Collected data
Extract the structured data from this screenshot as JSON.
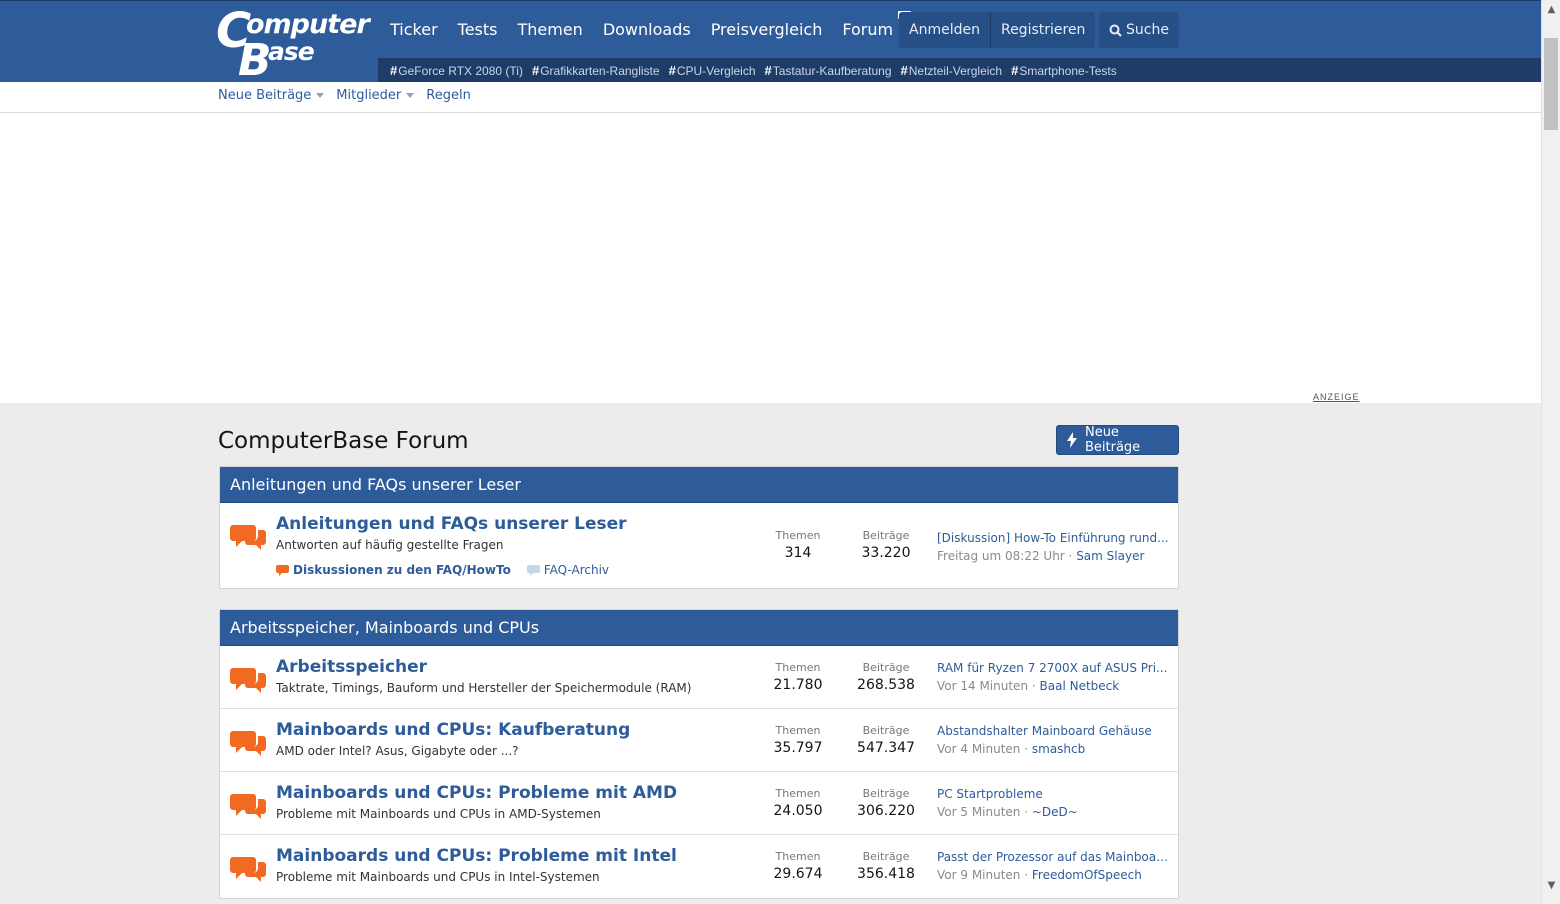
{
  "header": {
    "logo_text": [
      "C",
      "omputer",
      "B",
      "ase"
    ],
    "nav": [
      "Ticker",
      "Tests",
      "Themen",
      "Downloads",
      "Preisvergleich",
      "Forum"
    ],
    "login": "Anmelden",
    "register": "Registrieren",
    "search": "Suche",
    "tags": [
      "GeForce RTX 2080 (Ti)",
      "Grafikkarten-Rangliste",
      "CPU-Vergleich",
      "Tastatur-Kaufberatung",
      "Netzteil-Vergleich",
      "Smartphone-Tests"
    ]
  },
  "subnav": {
    "items": [
      "Neue Beiträge",
      "Mitglieder",
      "Regeln"
    ]
  },
  "ad_label": "ANZEIGE",
  "page": {
    "title": "ComputerBase Forum",
    "new_posts_button": "Neue Beiträge"
  },
  "categories": [
    {
      "title": "Anleitungen und FAQs unserer Leser",
      "nodes": [
        {
          "title": "Anleitungen und FAQs unserer Leser",
          "desc": "Antworten auf häufig gestellte Fragen",
          "subforums": [
            "Diskussionen zu den FAQ/HowTo",
            "FAQ-Archiv"
          ],
          "threads_label": "Themen",
          "threads": "314",
          "posts_label": "Beiträge",
          "posts": "33.220",
          "last_title": "[Diskussion] How-To Einführung rund...",
          "last_time": "Freitag um 08:22 Uhr",
          "last_user": "Sam Slayer"
        }
      ]
    },
    {
      "title": "Arbeitsspeicher, Mainboards und CPUs",
      "nodes": [
        {
          "title": "Arbeitsspeicher",
          "desc": "Taktrate, Timings, Bauform und Hersteller der Speichermodule (RAM)",
          "threads_label": "Themen",
          "threads": "21.780",
          "posts_label": "Beiträge",
          "posts": "268.538",
          "last_title": "RAM für Ryzen 7 2700X auf ASUS Pri...",
          "last_time": "Vor 14 Minuten",
          "last_user": "Baal Netbeck"
        },
        {
          "title": "Mainboards und CPUs: Kaufberatung",
          "desc": "AMD oder Intel? Asus, Gigabyte oder ...?",
          "threads_label": "Themen",
          "threads": "35.797",
          "posts_label": "Beiträge",
          "posts": "547.347",
          "last_title": "Abstandshalter Mainboard Gehäuse",
          "last_time": "Vor 4 Minuten",
          "last_user": "smashcb"
        },
        {
          "title": "Mainboards und CPUs: Probleme mit AMD",
          "desc": "Probleme mit Mainboards und CPUs in AMD-Systemen",
          "threads_label": "Themen",
          "threads": "24.050",
          "posts_label": "Beiträge",
          "posts": "306.220",
          "last_title": "PC Startprobleme",
          "last_time": "Vor 5 Minuten",
          "last_user": "~DeD~"
        },
        {
          "title": "Mainboards und CPUs: Probleme mit Intel",
          "desc": "Probleme mit Mainboards und CPUs in Intel-Systemen",
          "threads_label": "Themen",
          "threads": "29.674",
          "posts_label": "Beiträge",
          "posts": "356.418",
          "last_title": "Passt der Prozessor auf das Mainboard?",
          "last_time": "Vor 9 Minuten",
          "last_user": "FreedomOfSpeech"
        }
      ]
    }
  ],
  "colors": {
    "brand_blue": "#2e5c9a",
    "dark_blue": "#1d3d68",
    "forum_icon_orange": "#f26a21"
  },
  "icons": {
    "forum_node": "chat-bubbles-icon",
    "search": "magnifier-icon",
    "new_posts": "lightning-icon"
  }
}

» Objective
Pick out the lines containing the string "Neue" and show them.

» Response for this exercise
      "Neue Beiträge",
    "new_posts_button": "Neue Beiträge"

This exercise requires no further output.